BEGIN DATASET ENTRIES

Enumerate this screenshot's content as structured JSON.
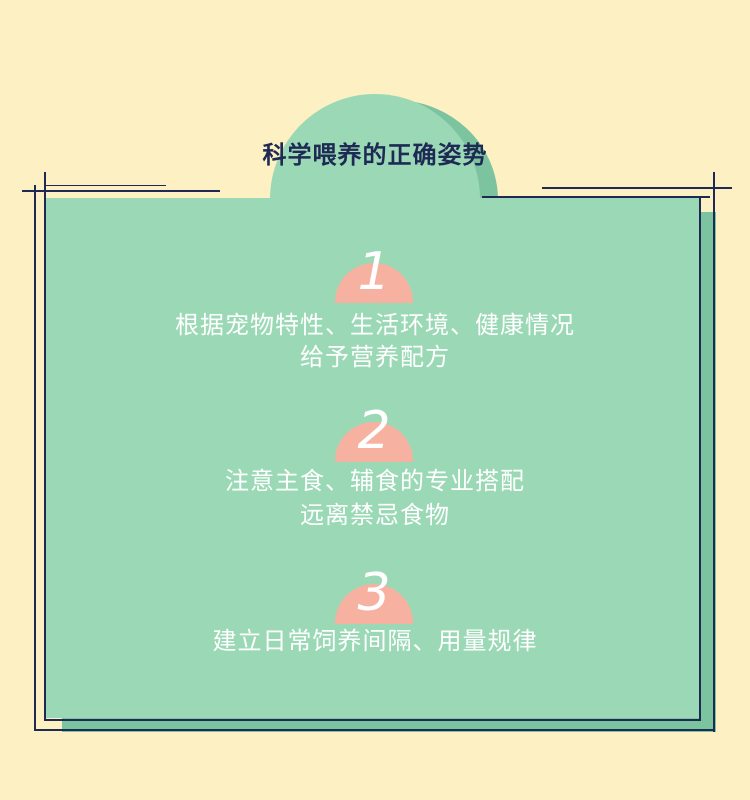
{
  "title": "科学喂养的正确姿势",
  "steps": [
    {
      "number": "1",
      "lines": [
        "根据宠物特性、生活环境、健康情况",
        "给予营养配方"
      ]
    },
    {
      "number": "2",
      "lines": [
        "注意主食、辅食的专业搭配",
        "远离禁忌食物"
      ]
    },
    {
      "number": "3",
      "lines": [
        "建立日常饲养间隔、用量规律"
      ]
    }
  ],
  "colors": {
    "background": "#fdf0c2",
    "card": "#9bd9b6",
    "card_shadow": "#7cc3a0",
    "accent_peach": "#f6b1a0",
    "navy": "#1f2a54",
    "text": "#ffffff"
  }
}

END DATASET ENTRIES

Leave the pictures out, and print every line of the listing exactly as written.

Enumerate this screenshot's content as structured JSON.
{
  "title": "科学喂养的正确姿势",
  "steps": [
    {
      "number": "1",
      "lines": [
        "根据宠物特性、生活环境、健康情况",
        "给予营养配方"
      ]
    },
    {
      "number": "2",
      "lines": [
        "注意主食、辅食的专业搭配",
        "远离禁忌食物"
      ]
    },
    {
      "number": "3",
      "lines": [
        "建立日常饲养间隔、用量规律"
      ]
    }
  ],
  "colors": {
    "background": "#fdf0c2",
    "card": "#9bd9b6",
    "card_shadow": "#7cc3a0",
    "accent_peach": "#f6b1a0",
    "navy": "#1f2a54",
    "text": "#ffffff"
  }
}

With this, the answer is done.